**課題の要件**
下に示すIT系コラム紹介の抜粋のうち、「システム開発者である玄米茶氏」から「る効果がある、と玄米茶氏は示唆している。」までを、両端を含めて一字一句変えずに打ち直してください。

-------- 抜粋した文章

IT業界人なら『不思議の国のアリス』を読もう!

 グローバルナレッジネットワークの横山哲也氏による『Go, Go, Go, in Peace』。IT業界人として知っておきたい作品について。

 エンジニアの書くブログや、オープンソース系のドキュメントにはしばしば、有名作品のパロディが登場する。元ネタとなる作品には、どのようなものがあるのか。横山氏は引用されることの多いジャンルをファンタジー系、SF系、アニメ系の3つに分け、それぞれ代表的な作品を紹介している。

 このうち、横山氏が特にプッシュするのが『不思議の国のアリス』(原作:ルイス・キャロル)だ。コンピュータソフトウェアで最初に読むべきドキュメント「Read Me(わたしを読んで)」は「アリス」に登場する「Drink Me(わたしを飲んで)」と書かれたビンに由来する。また、暗号化技術の教科書には、アリスとボブが登場するが、このアリスは『不思議の国のアリス』が元ネタである。このように、「教養」として元ネタ作品を仕込んでおくと、ドキュメントを理解できる幅が広がるだろう。

ミスに効くのは説教ではなく「リカバリ」

 システム開発者である玄米茶氏による『気難しいプログラマ』。部下とのコミュニケーションについて。

 部下がうっかりミスをやらかしてしまったとき、単純に説教する上司は多いだろう。だが、玄米茶氏はコラム冒頭にて「いまどき説教を聞きたがる若者はいない」と断言する。

 部下がプログラマであった場合、技術力という観点から上司を見下している場合もある。そうなると、たとえ強い語調でしかっても余計な反発や批判を生むだけだ、と玄米茶氏は指摘する。

 では、どうすればいいのか。大切なのは部下のミスをリカバリし、その姿を部下に見せることだと玄米茶氏はいう。上司が顧客に頭を下げる、始末書を書く、などの姿は、ことの大きさを部下自身に自覚させるために何より効果的だ。迷惑をかけたという自己反省につながるのみならず、上司に「救ってもらった」という恩義をも抱かせる効果がある、と玄米茶氏は示唆している。

----------------
-------- データ一覧

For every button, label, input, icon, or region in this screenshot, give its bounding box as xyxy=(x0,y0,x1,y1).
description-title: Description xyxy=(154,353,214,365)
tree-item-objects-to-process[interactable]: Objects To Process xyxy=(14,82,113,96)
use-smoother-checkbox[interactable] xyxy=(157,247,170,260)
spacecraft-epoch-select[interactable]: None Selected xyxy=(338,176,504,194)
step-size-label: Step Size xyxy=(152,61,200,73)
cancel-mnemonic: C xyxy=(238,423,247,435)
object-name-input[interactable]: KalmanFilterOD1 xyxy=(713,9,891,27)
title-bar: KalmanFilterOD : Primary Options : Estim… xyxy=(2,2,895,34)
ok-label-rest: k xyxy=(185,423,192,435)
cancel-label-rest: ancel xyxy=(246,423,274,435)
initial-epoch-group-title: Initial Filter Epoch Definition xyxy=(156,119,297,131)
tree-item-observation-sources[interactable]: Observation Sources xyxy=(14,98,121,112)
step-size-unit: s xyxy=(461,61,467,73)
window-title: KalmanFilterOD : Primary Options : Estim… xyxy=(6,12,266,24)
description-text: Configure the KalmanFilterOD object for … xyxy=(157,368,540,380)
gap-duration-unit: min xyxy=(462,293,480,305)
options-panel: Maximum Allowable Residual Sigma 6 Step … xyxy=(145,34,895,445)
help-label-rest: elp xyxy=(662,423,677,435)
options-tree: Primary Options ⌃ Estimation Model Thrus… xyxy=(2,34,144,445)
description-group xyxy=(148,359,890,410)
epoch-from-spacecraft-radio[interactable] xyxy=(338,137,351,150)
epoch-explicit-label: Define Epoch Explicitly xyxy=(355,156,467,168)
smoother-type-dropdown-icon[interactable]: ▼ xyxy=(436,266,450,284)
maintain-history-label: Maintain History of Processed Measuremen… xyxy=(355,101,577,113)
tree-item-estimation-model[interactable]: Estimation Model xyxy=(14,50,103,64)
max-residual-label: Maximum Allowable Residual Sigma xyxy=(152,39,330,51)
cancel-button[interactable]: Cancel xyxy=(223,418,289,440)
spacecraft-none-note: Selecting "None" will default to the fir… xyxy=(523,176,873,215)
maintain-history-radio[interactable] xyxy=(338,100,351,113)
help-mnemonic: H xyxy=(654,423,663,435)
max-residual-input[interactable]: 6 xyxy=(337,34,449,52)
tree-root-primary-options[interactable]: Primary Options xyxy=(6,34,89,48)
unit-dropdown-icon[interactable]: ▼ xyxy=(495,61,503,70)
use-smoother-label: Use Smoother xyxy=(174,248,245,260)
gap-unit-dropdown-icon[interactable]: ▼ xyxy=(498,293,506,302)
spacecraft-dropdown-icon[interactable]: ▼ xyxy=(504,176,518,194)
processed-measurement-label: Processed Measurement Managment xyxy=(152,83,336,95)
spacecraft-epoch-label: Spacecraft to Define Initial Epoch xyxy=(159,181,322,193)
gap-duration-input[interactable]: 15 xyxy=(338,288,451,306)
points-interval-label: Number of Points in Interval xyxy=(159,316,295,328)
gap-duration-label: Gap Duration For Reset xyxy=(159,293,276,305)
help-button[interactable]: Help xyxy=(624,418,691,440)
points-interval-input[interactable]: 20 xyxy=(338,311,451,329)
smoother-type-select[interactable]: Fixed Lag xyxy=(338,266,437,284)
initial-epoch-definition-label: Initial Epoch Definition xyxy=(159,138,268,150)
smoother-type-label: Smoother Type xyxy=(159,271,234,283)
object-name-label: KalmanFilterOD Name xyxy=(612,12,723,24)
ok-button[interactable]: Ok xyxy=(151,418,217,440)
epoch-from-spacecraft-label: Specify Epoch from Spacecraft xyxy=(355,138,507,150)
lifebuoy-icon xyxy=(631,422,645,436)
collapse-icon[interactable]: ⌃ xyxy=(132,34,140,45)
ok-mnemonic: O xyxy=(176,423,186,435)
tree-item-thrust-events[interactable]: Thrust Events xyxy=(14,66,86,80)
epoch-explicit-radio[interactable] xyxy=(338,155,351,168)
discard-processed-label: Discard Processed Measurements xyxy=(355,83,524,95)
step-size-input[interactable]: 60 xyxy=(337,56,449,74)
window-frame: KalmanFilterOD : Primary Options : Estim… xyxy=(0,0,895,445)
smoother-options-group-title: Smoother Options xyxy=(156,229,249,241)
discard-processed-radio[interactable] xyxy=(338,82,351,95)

----------------

**以下に出力**
システム開発者である玄米茶氏による『気難しいプログラマ』。部下とのコミュニケーションについて。

 部下がうっかりミスをやらかしてしまったとき、単純に説教する上司は多いだろう。だが、玄米茶氏はコラム冒頭にて「いまどき説教を聞きたがる若者はいない」と断言する。

 部下がプログラマであった場合、技術力という観点から上司を見下している場合もある。そうなると、たとえ強い語調でしかっても余計な反発や批判を生むだけだ、と玄米茶氏は指摘する。

 では、どうすればいいのか。大切なのは部下のミスをリカバリし、その姿を部下に見せることだと玄米茶氏はいう。上司が顧客に頭を下げる、始末書を書く、などの姿は、ことの大きさを部下自身に自覚させるために何より効果的だ。迷惑をかけたという自己反省につながるのみならず、上司に「救ってもらった」という恩義をも抱かせる効果がある、と玄米茶氏は示唆している。